* Problem statement *
Give every line below again, exactly.

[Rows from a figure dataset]
○ ○ ○ ○
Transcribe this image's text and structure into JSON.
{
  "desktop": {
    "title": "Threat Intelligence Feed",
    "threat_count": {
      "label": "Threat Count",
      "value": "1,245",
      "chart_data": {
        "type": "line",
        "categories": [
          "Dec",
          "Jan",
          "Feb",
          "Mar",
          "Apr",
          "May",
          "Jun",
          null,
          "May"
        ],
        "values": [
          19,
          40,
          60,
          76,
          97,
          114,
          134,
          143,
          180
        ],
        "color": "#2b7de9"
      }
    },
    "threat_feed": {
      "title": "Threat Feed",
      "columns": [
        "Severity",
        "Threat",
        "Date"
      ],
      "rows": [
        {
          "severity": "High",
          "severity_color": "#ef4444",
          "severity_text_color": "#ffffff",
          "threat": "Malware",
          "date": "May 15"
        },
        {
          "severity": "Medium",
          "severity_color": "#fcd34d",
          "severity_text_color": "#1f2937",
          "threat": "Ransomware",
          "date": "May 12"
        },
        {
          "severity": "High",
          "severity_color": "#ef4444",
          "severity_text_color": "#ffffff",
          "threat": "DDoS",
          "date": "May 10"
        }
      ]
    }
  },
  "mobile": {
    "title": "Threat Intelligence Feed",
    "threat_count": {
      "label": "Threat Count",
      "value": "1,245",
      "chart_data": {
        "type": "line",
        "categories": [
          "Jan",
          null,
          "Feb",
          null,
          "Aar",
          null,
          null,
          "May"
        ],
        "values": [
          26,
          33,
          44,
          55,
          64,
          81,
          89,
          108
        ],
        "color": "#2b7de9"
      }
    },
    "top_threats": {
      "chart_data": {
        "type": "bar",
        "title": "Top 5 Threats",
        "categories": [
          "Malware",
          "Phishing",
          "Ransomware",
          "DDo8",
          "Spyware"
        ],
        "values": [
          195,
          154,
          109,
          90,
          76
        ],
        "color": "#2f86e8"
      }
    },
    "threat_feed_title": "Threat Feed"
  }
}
○ ○ ○ ○
* Task result *
Transcribe this image's text and structure into JSON.
{
  "desktop": {
    "title": "Threat Intelligence Feed",
    "threat_count": {
      "label": "Threat Count",
      "value": "1,245",
      "chart_data": {
        "type": "line",
        "categories": [
          "Dec",
          "Jan",
          "Feb",
          "Mar",
          "Apr",
          "May",
          "Jun",
          null,
          "May"
        ],
        "values": [
          19,
          40,
          60,
          76,
          97,
          114,
          134,
          143,
          180
        ],
        "color": "#2b7de9"
      }
    },
    "threat_feed": {
      "title": "Threat Feed",
      "columns": [
        "Severity",
        "Threat",
        "Date"
      ],
      "rows": [
        {
          "severity": "High",
          "severity_color": "#ef4444",
          "severity_text_color": "#ffffff",
          "threat": "Malware",
          "date": "May 15"
        },
        {
          "severity": "Medium",
          "severity_color": "#fcd34d",
          "severity_text_color": "#1f2937",
          "threat": "Ransomware",
          "date": "May 12"
        },
        {
          "severity": "High",
          "severity_color": "#ef4444",
          "severity_text_color": "#ffffff",
          "threat": "DDoS",
          "date": "May 10"
        }
      ]
    }
  },
  "mobile": {
    "title": "Threat Intelligence Feed",
    "threat_count": {
      "label": "Threat Count",
      "value": "1,245",
      "chart_data": {
        "type": "line",
        "categories": [
          "Jan",
          null,
          "Feb",
          null,
          "Aar",
          null,
          null,
          "May"
        ],
        "values": [
          26,
          33,
          44,
          55,
          64,
          81,
          89,
          108
        ],
        "color": "#2b7de9"
      }
    },
    "top_threats": {
      "chart_data": {
        "type": "bar",
        "title": "Top 5 Threats",
        "categories": [
          "Malware",
          "Phishing",
          "Ransomware",
          "DDo8",
          "Spyware"
        ],
        "values": [
          195,
          154,
          109,
          90,
          76
        ],
        "color": "#2f86e8"
      }
    },
    "threat_feed_title": "Threat Feed"
  }
}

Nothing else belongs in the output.